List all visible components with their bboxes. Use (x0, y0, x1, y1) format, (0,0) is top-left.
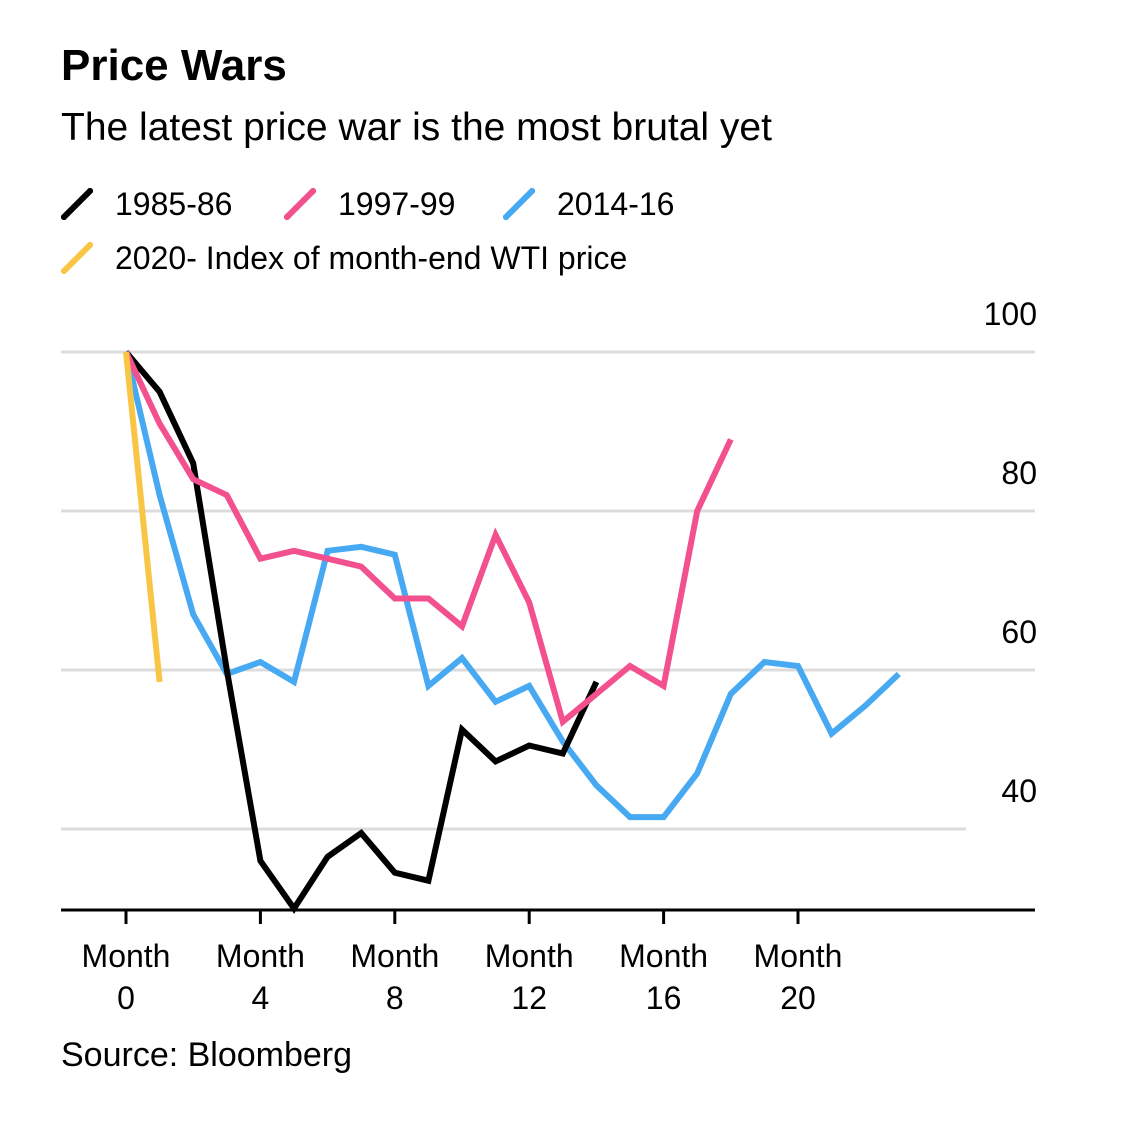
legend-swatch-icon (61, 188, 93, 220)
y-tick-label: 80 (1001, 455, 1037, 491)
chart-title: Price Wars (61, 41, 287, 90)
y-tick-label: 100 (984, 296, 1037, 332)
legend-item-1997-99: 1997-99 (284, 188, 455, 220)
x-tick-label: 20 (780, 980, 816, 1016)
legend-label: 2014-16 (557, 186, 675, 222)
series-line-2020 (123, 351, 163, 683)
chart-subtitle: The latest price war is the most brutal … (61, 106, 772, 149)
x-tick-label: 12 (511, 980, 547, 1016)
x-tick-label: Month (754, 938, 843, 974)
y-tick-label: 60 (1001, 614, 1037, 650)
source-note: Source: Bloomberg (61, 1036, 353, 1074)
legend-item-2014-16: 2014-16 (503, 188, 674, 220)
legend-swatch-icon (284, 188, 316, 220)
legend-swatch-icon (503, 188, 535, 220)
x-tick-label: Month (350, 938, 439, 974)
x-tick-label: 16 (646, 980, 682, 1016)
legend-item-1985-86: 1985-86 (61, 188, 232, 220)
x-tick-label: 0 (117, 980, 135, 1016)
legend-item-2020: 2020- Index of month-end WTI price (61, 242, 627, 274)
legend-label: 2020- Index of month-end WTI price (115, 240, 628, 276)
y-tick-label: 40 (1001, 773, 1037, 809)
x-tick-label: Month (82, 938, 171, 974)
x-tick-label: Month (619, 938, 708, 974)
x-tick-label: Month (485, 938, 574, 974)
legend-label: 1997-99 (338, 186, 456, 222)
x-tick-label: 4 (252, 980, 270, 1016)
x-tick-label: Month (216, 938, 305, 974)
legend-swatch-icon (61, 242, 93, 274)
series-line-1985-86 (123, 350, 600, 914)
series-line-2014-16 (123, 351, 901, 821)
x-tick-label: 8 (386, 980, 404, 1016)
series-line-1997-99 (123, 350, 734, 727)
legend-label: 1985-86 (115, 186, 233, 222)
:::::
▶ **Task brief**
Copy every line of the entries above exactly, leaving out the pictures.

▶ **Solution to this problem**
List all visible components with their bboxes. Use (x0, y0, x1, y1) format, (0,0) is top-left.
legend-swatch-icon (61, 188, 93, 220)
y-tick-label: 80 (1001, 455, 1037, 491)
chart-title: Price Wars (61, 41, 287, 90)
y-tick-label: 100 (984, 296, 1037, 332)
legend-item-1997-99: 1997-99 (284, 188, 455, 220)
x-tick-label: 20 (780, 980, 816, 1016)
legend-label: 2014-16 (557, 186, 675, 222)
series-line-2020 (123, 351, 163, 683)
chart-subtitle: The latest price war is the most brutal … (61, 106, 772, 149)
x-tick-label: 12 (511, 980, 547, 1016)
x-tick-label: Month (754, 938, 843, 974)
y-tick-label: 60 (1001, 614, 1037, 650)
source-note: Source: Bloomberg (61, 1036, 353, 1074)
legend-item-2014-16: 2014-16 (503, 188, 674, 220)
legend-swatch-icon (284, 188, 316, 220)
legend-swatch-icon (503, 188, 535, 220)
x-tick-label: Month (350, 938, 439, 974)
x-tick-label: 16 (646, 980, 682, 1016)
legend-item-1985-86: 1985-86 (61, 188, 232, 220)
x-tick-label: 0 (117, 980, 135, 1016)
legend-item-2020: 2020- Index of month-end WTI price (61, 242, 627, 274)
legend-label: 2020- Index of month-end WTI price (115, 240, 628, 276)
y-tick-label: 40 (1001, 773, 1037, 809)
x-tick-label: Month (82, 938, 171, 974)
x-tick-label: Month (619, 938, 708, 974)
x-tick-label: Month (485, 938, 574, 974)
legend-label: 1997-99 (338, 186, 456, 222)
x-tick-label: 4 (252, 980, 270, 1016)
x-tick-label: Month (216, 938, 305, 974)
legend-swatch-icon (61, 242, 93, 274)
series-line-1985-86 (123, 350, 600, 914)
series-line-2014-16 (123, 351, 901, 821)
x-tick-label: 8 (386, 980, 404, 1016)
series-line-1997-99 (123, 350, 734, 727)
legend-label: 1985-86 (115, 186, 233, 222)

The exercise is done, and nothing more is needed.